» **Directions for this task**
The ColdFusion 8 post mentions a CFX tag for image manipulation. In one to three sentences, explain why the author kept using it.

ColdFusion 8 – what’s all the fuss about?

The answer to that question is, of course: a lot.

There’s been much coverage elsewhere, and I have bookmarked a veritable ton of blog posts exploring this new feature and that new feature. It certainly sounds like the Adobe engineers have been busy implementing a great number of little things that altogether, make for a great release.

It’s now in public beta, but I’m waiting for a free CF8 beta hosting account from FastHit in order to try it out, rather than messing around with virtual machines and what have you.

There are a few features that are of particular interest to me:

  1. Image manipulation with a built in CFIMAGE tagMy partner Dave wrote a CFX tag in Delphi for manipulating images back in CF4.5 days. It served our needs well, even after the release of CFMX, when the ability to call Java libraries made native image manipulation a possibility.

    The reason I stuck with the CFX was quality – the built in image resizing, at it’s most basic level, looked horrible (no smoothing) and didn’t have great compression rates. Later, other developers released CFCs that called more complex Java methods and referenced other libraries, and they were much better – some free, some commercial.

» **Listed entries**

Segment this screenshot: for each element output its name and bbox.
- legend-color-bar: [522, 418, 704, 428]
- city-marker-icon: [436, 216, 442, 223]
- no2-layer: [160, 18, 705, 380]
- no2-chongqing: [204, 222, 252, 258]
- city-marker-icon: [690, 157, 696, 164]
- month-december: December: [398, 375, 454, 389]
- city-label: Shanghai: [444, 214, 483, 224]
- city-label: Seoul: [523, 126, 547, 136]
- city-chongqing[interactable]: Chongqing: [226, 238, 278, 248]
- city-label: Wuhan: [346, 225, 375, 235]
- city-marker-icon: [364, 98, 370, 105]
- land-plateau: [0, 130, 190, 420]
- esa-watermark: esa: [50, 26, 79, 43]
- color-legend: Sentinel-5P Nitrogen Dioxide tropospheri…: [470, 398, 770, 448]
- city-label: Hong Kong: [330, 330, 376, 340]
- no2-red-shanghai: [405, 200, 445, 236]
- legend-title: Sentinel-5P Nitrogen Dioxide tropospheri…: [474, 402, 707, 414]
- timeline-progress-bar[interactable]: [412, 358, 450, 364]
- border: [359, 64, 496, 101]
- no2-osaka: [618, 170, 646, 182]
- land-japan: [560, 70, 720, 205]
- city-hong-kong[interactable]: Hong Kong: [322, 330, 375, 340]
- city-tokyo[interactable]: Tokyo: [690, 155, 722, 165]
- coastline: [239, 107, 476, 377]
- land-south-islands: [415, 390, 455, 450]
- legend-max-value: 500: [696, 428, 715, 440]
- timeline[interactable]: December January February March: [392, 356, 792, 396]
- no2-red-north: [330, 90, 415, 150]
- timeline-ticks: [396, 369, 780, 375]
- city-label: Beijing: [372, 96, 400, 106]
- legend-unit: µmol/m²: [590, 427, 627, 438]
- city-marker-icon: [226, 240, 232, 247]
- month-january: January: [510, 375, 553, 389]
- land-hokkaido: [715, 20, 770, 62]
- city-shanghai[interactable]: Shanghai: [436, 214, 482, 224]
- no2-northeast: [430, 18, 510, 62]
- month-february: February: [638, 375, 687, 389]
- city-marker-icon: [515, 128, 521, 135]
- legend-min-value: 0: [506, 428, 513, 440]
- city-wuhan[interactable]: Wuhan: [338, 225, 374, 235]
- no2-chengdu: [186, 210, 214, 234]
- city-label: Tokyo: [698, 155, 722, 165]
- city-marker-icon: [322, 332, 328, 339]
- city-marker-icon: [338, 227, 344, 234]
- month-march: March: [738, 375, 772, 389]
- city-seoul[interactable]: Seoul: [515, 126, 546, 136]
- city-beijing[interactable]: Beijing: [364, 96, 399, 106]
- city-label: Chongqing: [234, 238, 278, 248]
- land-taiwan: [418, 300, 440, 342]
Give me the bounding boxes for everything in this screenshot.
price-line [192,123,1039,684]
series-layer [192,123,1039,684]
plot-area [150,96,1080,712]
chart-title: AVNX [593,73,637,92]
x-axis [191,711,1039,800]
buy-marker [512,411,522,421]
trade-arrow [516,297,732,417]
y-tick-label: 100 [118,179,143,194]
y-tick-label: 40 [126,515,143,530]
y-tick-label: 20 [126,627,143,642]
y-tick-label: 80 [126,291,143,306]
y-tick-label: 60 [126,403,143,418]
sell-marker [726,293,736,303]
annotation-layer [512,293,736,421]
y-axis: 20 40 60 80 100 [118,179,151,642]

» **Problem solution**
The author kept the CFX tag for quality reasons. The built-in image resizing, at its most basic level, looked horrible because it had no smoothing, and its compression rates were not great.